■ **What needs to be done**
Show every line that has the string "none" in it.

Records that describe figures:
start
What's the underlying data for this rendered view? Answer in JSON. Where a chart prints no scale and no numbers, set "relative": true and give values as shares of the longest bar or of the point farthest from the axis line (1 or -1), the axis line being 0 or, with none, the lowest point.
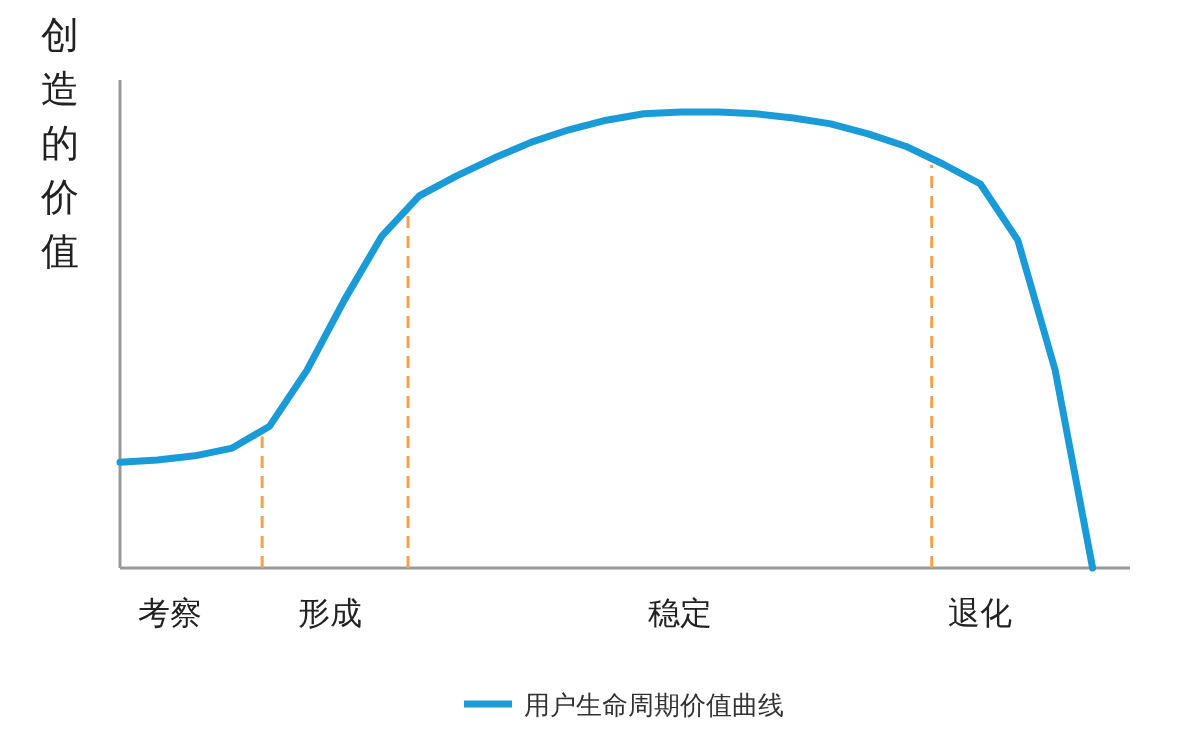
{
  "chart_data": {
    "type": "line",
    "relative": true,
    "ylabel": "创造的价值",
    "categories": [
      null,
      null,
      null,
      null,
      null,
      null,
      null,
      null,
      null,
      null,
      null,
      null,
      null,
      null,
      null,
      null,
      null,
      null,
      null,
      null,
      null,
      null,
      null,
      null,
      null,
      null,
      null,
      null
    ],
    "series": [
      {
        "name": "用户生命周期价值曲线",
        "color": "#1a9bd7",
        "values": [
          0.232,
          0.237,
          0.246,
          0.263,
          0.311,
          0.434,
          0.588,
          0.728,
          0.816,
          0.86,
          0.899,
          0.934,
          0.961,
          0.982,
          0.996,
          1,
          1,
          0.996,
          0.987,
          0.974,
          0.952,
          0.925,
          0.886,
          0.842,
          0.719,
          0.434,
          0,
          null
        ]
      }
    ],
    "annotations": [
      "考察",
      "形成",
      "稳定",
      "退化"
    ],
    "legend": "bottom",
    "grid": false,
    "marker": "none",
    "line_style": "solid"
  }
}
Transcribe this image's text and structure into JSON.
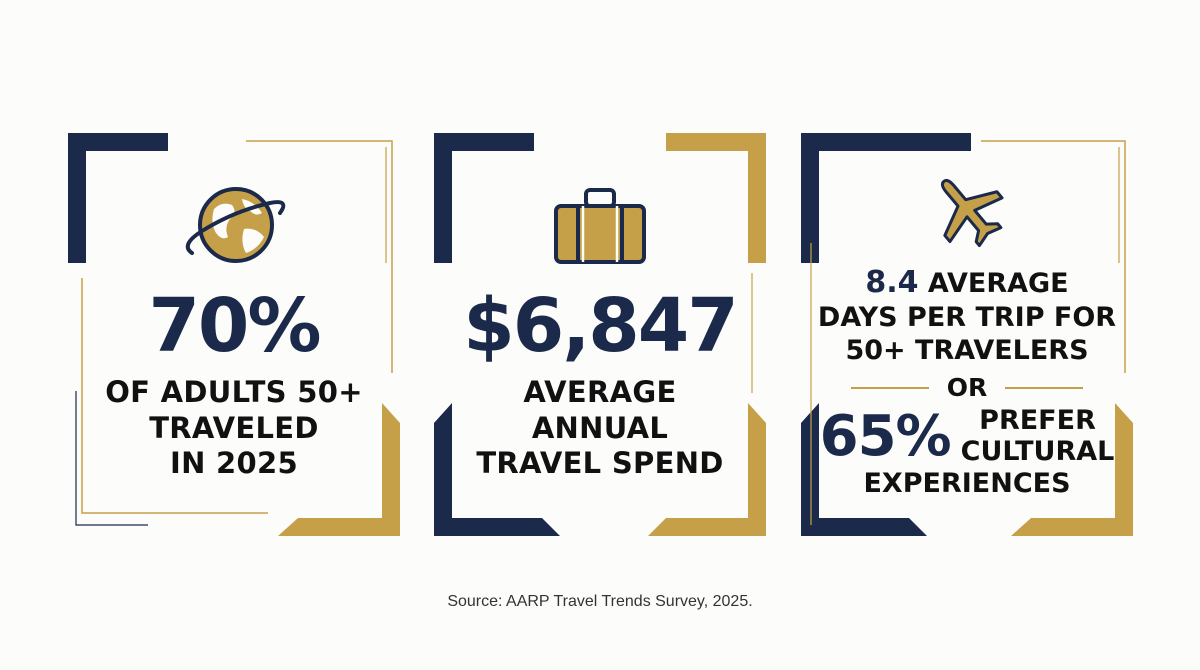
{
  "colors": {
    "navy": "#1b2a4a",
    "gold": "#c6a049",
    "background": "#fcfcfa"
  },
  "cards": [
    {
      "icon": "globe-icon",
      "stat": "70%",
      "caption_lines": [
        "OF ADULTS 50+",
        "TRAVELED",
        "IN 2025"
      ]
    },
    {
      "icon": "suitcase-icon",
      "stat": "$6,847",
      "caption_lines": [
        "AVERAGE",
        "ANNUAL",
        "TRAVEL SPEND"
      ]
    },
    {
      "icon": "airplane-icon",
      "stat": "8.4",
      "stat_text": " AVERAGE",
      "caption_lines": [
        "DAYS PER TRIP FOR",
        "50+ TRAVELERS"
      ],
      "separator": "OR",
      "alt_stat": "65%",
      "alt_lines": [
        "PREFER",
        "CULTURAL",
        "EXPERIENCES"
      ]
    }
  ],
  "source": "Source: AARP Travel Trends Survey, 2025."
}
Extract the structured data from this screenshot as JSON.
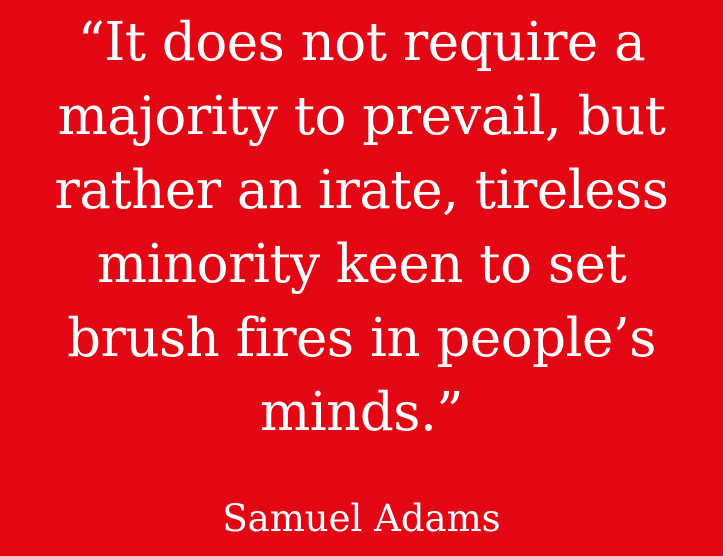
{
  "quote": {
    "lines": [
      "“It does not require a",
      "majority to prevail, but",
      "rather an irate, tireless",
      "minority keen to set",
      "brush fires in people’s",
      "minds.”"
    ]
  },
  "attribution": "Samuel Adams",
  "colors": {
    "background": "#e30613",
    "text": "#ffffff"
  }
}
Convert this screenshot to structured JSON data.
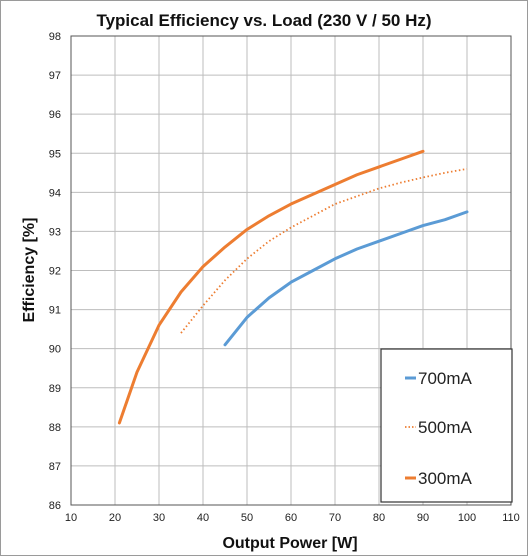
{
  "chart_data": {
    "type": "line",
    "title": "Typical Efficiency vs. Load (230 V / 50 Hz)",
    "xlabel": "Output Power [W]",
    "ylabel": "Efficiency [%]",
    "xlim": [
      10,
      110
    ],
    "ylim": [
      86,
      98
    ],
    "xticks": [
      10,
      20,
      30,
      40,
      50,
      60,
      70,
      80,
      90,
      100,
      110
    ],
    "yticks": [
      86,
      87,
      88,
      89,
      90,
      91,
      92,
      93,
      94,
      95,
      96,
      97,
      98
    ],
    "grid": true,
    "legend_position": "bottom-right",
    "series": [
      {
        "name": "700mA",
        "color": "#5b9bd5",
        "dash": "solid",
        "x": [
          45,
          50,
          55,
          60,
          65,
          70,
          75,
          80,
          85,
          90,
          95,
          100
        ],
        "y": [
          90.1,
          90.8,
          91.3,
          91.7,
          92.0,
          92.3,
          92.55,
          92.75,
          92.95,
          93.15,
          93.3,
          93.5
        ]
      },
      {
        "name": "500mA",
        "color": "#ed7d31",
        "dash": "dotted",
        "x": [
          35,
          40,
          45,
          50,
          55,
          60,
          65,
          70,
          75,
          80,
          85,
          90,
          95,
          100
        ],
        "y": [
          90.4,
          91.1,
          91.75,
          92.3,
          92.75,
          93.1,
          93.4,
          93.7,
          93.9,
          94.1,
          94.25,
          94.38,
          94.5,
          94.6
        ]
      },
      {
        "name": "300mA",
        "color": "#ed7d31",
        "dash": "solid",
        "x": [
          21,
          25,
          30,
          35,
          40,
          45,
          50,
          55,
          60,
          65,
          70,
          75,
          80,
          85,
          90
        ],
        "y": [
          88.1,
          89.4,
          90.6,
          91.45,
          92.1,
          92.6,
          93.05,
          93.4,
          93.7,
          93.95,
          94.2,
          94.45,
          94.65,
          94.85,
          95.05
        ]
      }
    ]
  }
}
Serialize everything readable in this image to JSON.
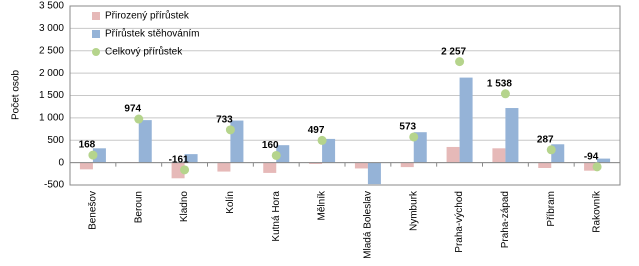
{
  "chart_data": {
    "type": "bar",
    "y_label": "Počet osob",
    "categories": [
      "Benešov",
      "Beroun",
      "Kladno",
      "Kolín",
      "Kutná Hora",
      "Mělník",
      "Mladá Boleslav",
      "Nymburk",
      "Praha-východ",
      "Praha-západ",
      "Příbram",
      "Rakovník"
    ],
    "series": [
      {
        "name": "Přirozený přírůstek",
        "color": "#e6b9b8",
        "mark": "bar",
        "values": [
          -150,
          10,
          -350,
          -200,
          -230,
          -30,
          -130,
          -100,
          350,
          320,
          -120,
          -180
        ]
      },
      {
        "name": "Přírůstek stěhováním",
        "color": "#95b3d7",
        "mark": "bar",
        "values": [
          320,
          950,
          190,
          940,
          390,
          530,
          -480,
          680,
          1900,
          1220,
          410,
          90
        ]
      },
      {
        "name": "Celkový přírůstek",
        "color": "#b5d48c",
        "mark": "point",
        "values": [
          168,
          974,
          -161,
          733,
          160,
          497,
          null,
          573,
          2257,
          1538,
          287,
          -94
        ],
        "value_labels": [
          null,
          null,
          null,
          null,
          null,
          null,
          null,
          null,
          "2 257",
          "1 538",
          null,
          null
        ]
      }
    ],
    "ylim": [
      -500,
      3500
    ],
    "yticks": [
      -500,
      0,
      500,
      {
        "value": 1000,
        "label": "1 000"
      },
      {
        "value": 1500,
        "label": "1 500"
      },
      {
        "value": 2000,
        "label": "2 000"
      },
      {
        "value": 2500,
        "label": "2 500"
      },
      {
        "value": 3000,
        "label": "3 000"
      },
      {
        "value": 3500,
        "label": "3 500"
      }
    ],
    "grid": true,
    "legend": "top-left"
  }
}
end
■ **Result of this task**
What's the underlying data for this rendered view? Answer in JSON. Where a chart prints no scale and no numbers, set "relative": true and give values as shares of the longest bar or of the point farthest from the axis line (1 or -1), the axis line being 0 or, with none, the lowest point.
    "marker": "none",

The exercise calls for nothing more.